## Task statement
Scan the lines below; pull out those with "爆炸性气体环境用电气设备".

## Stored items from a collection
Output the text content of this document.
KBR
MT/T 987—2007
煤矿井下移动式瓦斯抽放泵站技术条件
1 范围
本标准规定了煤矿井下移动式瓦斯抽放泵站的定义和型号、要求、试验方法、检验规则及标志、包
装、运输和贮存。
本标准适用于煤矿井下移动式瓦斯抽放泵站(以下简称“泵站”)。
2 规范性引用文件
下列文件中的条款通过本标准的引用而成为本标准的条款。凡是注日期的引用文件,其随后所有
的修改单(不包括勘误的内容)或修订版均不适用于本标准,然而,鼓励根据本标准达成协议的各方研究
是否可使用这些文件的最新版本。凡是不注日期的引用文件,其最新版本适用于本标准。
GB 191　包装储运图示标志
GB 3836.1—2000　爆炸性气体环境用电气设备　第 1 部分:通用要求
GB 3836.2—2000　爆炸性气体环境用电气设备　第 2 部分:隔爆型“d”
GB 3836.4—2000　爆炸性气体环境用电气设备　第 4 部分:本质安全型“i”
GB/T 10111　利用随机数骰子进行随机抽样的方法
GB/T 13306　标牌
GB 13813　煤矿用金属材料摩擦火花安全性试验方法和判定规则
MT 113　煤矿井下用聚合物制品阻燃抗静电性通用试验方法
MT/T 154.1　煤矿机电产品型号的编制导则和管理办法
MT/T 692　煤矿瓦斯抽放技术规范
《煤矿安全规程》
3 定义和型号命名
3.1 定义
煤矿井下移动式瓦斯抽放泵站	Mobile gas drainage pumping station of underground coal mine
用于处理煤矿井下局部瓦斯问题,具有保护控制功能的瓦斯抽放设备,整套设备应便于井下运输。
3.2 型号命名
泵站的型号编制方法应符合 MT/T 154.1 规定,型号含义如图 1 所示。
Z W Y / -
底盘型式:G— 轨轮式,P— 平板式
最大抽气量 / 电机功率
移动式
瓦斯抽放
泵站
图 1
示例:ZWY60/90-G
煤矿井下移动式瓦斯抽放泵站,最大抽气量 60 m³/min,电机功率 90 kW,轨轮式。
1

## Exercise solution
GB 3836.1—2000　爆炸性气体环境用电气设备　第 1 部分:通用要求
GB 3836.2—2000　爆炸性气体环境用电气设备　第 2 部分:隔爆型“d”
GB 3836.4—2000　爆炸性气体环境用电气设备　第 4 部分:本质安全型“i”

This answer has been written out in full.